# start of TASK DATA

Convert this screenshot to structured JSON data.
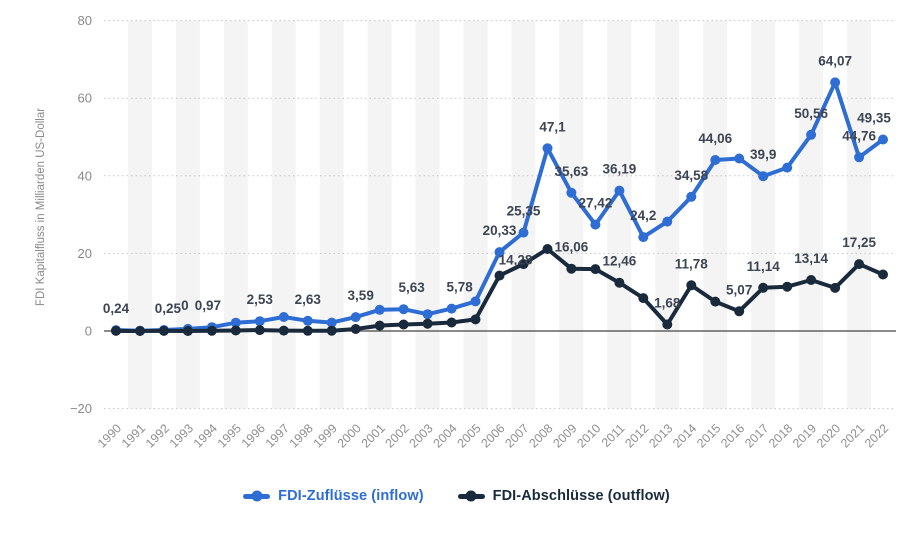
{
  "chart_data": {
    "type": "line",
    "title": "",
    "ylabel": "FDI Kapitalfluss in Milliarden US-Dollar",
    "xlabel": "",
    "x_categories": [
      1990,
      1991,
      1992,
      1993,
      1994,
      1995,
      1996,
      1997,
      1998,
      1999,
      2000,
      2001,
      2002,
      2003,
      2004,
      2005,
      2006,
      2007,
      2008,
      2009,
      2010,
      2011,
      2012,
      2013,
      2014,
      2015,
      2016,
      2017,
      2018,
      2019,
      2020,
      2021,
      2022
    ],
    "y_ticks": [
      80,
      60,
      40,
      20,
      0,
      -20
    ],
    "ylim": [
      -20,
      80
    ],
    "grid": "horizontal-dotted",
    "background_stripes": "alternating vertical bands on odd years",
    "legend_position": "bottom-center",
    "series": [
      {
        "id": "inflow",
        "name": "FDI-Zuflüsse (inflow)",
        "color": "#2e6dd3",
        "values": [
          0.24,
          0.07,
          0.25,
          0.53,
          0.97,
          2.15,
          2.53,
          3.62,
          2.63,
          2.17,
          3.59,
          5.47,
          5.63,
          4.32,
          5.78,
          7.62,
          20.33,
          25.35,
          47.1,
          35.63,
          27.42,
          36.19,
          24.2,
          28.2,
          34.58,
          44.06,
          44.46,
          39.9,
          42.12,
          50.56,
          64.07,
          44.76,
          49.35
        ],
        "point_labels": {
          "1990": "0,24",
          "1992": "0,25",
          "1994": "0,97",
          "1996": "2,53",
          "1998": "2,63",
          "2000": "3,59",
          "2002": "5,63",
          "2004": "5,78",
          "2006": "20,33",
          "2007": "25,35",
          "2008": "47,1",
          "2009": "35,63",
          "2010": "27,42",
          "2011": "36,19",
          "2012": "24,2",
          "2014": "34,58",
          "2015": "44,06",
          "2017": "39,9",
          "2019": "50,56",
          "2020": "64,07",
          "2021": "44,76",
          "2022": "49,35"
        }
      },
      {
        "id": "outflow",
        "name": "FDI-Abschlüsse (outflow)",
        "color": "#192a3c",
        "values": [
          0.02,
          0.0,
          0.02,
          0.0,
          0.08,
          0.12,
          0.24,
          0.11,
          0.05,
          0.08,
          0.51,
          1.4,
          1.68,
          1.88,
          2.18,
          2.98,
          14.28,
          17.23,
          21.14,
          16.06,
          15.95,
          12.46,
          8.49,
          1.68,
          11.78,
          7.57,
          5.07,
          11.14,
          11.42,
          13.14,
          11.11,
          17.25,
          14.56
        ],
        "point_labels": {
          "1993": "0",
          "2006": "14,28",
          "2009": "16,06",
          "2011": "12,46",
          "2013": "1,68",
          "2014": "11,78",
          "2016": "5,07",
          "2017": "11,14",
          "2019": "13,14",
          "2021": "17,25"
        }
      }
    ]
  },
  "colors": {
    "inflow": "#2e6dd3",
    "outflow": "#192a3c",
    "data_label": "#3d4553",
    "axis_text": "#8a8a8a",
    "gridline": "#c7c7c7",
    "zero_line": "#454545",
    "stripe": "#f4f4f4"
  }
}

# end of TASK DATA

▸ WHAT YOU HAVE TO DO: Reproduce the whole listing exactly, but not the images in it.

▸ RESPONSE:
Convert this screenshot to structured JSON data.
{
  "chart_data": {
    "type": "line",
    "title": "",
    "ylabel": "FDI Kapitalfluss in Milliarden US-Dollar",
    "xlabel": "",
    "x_categories": [
      1990,
      1991,
      1992,
      1993,
      1994,
      1995,
      1996,
      1997,
      1998,
      1999,
      2000,
      2001,
      2002,
      2003,
      2004,
      2005,
      2006,
      2007,
      2008,
      2009,
      2010,
      2011,
      2012,
      2013,
      2014,
      2015,
      2016,
      2017,
      2018,
      2019,
      2020,
      2021,
      2022
    ],
    "y_ticks": [
      80,
      60,
      40,
      20,
      0,
      -20
    ],
    "ylim": [
      -20,
      80
    ],
    "grid": "horizontal-dotted",
    "background_stripes": "alternating vertical bands on odd years",
    "legend_position": "bottom-center",
    "series": [
      {
        "id": "inflow",
        "name": "FDI-Zuflüsse (inflow)",
        "color": "#2e6dd3",
        "values": [
          0.24,
          0.07,
          0.25,
          0.53,
          0.97,
          2.15,
          2.53,
          3.62,
          2.63,
          2.17,
          3.59,
          5.47,
          5.63,
          4.32,
          5.78,
          7.62,
          20.33,
          25.35,
          47.1,
          35.63,
          27.42,
          36.19,
          24.2,
          28.2,
          34.58,
          44.06,
          44.46,
          39.9,
          42.12,
          50.56,
          64.07,
          44.76,
          49.35
        ],
        "point_labels": {
          "1990": "0,24",
          "1992": "0,25",
          "1994": "0,97",
          "1996": "2,53",
          "1998": "2,63",
          "2000": "3,59",
          "2002": "5,63",
          "2004": "5,78",
          "2006": "20,33",
          "2007": "25,35",
          "2008": "47,1",
          "2009": "35,63",
          "2010": "27,42",
          "2011": "36,19",
          "2012": "24,2",
          "2014": "34,58",
          "2015": "44,06",
          "2017": "39,9",
          "2019": "50,56",
          "2020": "64,07",
          "2021": "44,76",
          "2022": "49,35"
        }
      },
      {
        "id": "outflow",
        "name": "FDI-Abschlüsse (outflow)",
        "color": "#192a3c",
        "values": [
          0.02,
          0.0,
          0.02,
          0.0,
          0.08,
          0.12,
          0.24,
          0.11,
          0.05,
          0.08,
          0.51,
          1.4,
          1.68,
          1.88,
          2.18,
          2.98,
          14.28,
          17.23,
          21.14,
          16.06,
          15.95,
          12.46,
          8.49,
          1.68,
          11.78,
          7.57,
          5.07,
          11.14,
          11.42,
          13.14,
          11.11,
          17.25,
          14.56
        ],
        "point_labels": {
          "1993": "0",
          "2006": "14,28",
          "2009": "16,06",
          "2011": "12,46",
          "2013": "1,68",
          "2014": "11,78",
          "2016": "5,07",
          "2017": "11,14",
          "2019": "13,14",
          "2021": "17,25"
        }
      }
    ]
  },
  "colors": {
    "inflow": "#2e6dd3",
    "outflow": "#192a3c",
    "data_label": "#3d4553",
    "axis_text": "#8a8a8a",
    "gridline": "#c7c7c7",
    "zero_line": "#454545",
    "stripe": "#f4f4f4"
  }
}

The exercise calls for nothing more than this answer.